Instructions for the task
Using the material that follows, identify and copy each line with the string "JSON".

(Items from a figure collection)

================================

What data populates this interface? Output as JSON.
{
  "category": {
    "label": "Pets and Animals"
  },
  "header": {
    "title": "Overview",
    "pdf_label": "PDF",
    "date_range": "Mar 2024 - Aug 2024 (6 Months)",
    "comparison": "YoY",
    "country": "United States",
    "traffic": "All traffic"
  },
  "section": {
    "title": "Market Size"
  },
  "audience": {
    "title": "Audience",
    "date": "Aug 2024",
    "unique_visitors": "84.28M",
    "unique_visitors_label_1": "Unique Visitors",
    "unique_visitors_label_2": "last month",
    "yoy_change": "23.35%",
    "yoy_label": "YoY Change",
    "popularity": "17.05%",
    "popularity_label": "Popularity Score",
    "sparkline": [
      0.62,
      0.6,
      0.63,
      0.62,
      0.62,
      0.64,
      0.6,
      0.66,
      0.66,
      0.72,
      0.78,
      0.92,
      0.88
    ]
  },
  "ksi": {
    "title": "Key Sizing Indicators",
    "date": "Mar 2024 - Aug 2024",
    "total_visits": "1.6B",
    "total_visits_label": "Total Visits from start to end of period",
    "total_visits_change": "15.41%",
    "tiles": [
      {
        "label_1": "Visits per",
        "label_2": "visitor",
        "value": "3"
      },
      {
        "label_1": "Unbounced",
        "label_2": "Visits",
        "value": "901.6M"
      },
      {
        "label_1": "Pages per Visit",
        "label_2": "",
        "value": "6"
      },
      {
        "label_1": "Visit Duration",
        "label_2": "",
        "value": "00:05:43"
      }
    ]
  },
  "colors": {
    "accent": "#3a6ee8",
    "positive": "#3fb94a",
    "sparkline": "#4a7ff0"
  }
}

================================

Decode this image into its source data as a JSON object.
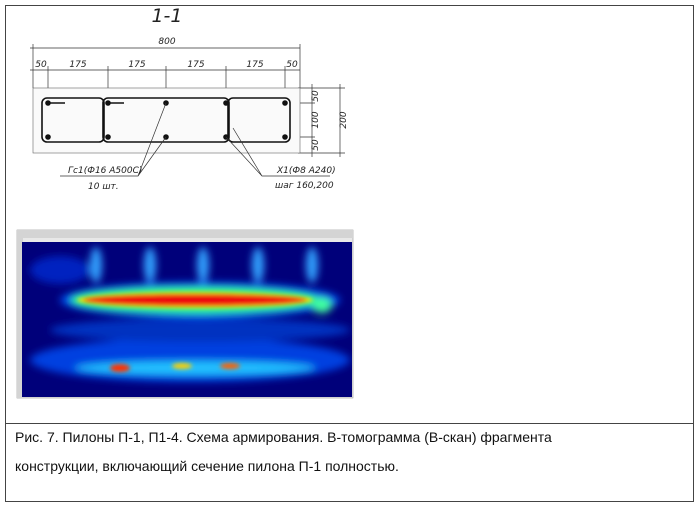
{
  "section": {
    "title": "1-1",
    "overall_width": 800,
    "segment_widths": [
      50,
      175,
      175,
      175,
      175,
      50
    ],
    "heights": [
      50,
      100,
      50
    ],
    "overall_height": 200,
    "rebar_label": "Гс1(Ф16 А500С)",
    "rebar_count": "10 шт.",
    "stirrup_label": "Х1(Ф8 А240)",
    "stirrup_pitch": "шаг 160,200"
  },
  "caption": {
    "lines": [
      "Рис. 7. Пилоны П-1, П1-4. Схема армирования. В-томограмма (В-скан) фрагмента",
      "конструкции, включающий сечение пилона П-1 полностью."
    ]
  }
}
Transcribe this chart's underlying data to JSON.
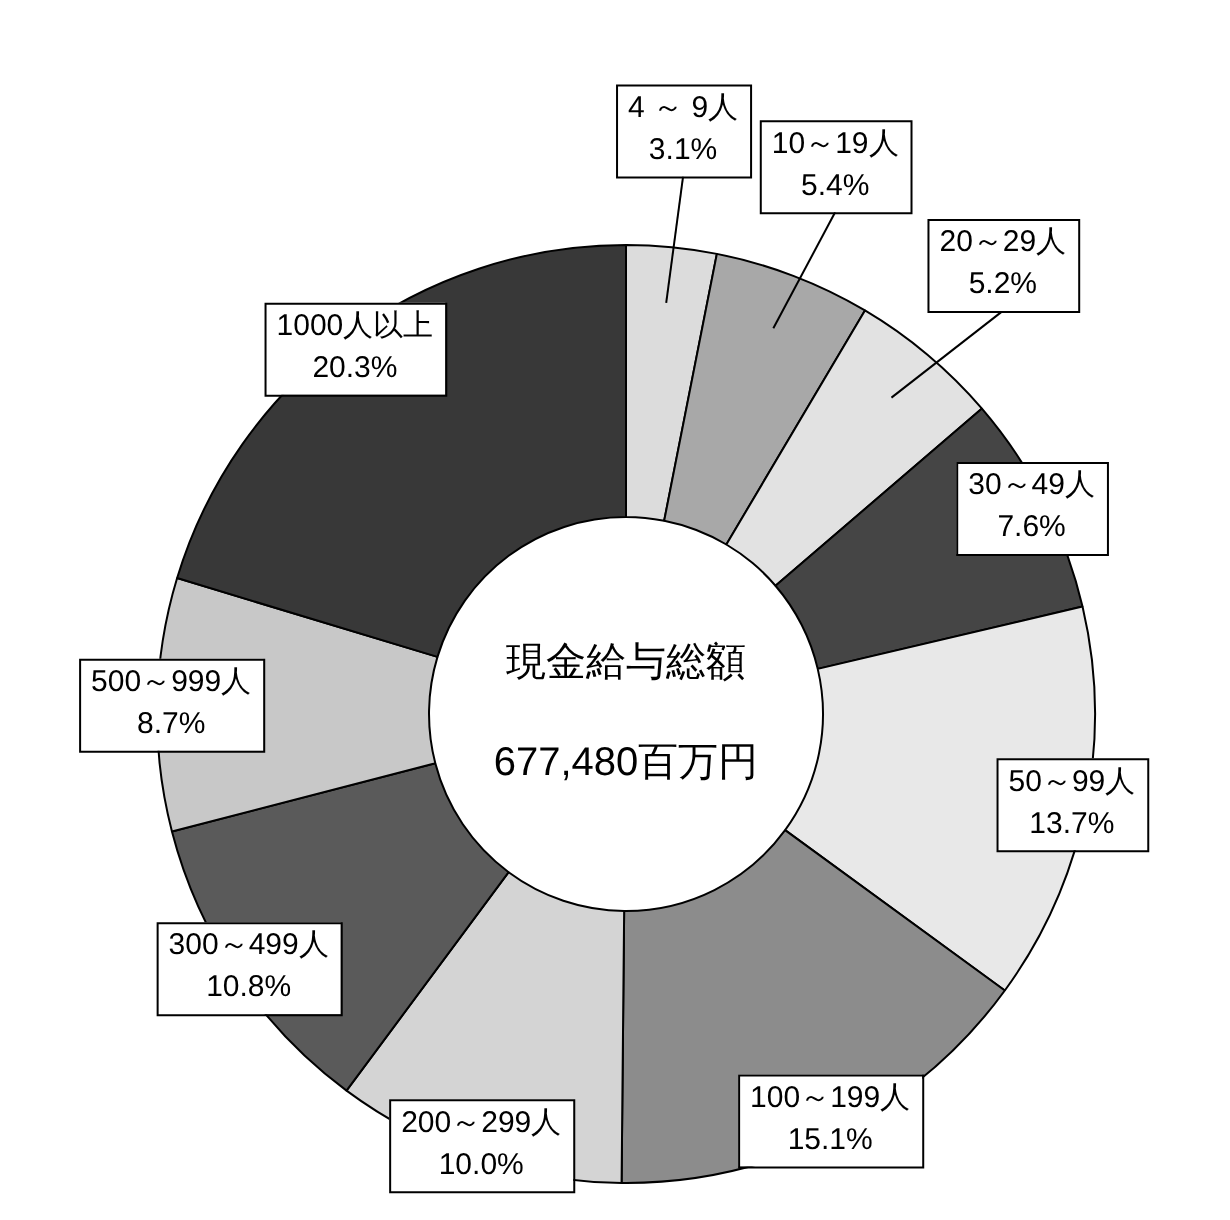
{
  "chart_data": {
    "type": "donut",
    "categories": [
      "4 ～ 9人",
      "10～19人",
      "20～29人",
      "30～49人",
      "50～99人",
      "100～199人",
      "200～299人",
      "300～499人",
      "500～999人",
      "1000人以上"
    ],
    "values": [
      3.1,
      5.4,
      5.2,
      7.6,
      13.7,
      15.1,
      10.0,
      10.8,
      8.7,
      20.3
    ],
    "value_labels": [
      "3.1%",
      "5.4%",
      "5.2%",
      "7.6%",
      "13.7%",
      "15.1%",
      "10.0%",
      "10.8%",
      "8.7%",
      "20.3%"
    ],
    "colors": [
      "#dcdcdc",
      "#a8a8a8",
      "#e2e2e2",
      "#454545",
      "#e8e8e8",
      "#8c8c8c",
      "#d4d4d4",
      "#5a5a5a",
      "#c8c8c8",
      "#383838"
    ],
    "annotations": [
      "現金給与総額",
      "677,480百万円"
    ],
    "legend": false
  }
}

================================

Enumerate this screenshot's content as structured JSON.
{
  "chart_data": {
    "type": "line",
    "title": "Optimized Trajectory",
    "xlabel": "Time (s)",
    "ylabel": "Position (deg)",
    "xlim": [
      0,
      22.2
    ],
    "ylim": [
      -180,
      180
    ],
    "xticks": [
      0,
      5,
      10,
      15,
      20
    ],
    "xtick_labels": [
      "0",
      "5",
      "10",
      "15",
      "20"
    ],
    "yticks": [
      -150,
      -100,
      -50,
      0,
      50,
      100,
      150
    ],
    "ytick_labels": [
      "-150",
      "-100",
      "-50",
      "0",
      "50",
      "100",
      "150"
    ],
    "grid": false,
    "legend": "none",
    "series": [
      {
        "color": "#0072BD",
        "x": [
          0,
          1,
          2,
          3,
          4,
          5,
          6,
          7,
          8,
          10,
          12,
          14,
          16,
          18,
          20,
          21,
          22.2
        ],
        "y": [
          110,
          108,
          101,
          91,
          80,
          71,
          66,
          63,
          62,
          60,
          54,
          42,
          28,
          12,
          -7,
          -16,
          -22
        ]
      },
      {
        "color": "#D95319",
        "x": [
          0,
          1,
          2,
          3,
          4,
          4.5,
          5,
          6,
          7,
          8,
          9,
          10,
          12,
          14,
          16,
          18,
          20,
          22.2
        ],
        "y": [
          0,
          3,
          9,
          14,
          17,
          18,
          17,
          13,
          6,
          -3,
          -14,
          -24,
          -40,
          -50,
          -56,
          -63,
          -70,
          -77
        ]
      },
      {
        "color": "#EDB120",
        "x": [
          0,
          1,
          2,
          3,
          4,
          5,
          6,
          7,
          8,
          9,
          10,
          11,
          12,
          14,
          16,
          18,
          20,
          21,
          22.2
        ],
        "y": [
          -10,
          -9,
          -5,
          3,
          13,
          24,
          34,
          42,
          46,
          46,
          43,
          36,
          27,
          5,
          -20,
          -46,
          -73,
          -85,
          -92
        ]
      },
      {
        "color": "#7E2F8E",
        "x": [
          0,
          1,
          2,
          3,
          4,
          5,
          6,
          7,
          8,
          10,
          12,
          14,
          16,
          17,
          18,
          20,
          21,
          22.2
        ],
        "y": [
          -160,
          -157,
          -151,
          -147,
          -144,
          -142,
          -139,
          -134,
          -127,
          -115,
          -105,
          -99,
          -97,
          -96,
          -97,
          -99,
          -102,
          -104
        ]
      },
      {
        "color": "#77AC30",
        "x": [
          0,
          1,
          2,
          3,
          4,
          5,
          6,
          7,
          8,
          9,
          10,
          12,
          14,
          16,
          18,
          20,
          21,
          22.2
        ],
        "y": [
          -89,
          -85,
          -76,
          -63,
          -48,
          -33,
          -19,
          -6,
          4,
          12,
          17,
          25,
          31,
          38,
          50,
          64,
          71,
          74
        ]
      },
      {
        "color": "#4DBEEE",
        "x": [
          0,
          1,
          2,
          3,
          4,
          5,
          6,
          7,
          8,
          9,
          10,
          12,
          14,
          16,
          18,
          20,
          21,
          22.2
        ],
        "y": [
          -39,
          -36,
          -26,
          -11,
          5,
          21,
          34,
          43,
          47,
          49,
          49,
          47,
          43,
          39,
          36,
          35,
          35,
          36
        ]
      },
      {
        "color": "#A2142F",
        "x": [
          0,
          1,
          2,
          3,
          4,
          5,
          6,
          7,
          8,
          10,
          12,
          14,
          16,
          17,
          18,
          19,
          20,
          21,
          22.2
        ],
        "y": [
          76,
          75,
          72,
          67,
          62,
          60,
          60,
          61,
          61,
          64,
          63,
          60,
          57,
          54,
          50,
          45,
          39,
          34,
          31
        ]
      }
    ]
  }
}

================================

Reply to the exercise
What data populates this interface? Output as JSON.
Decode this image into its source data as a JSON object.
Transcribe this chart's underlying data to JSON.
Enumerate this screenshot's content as structured JSON.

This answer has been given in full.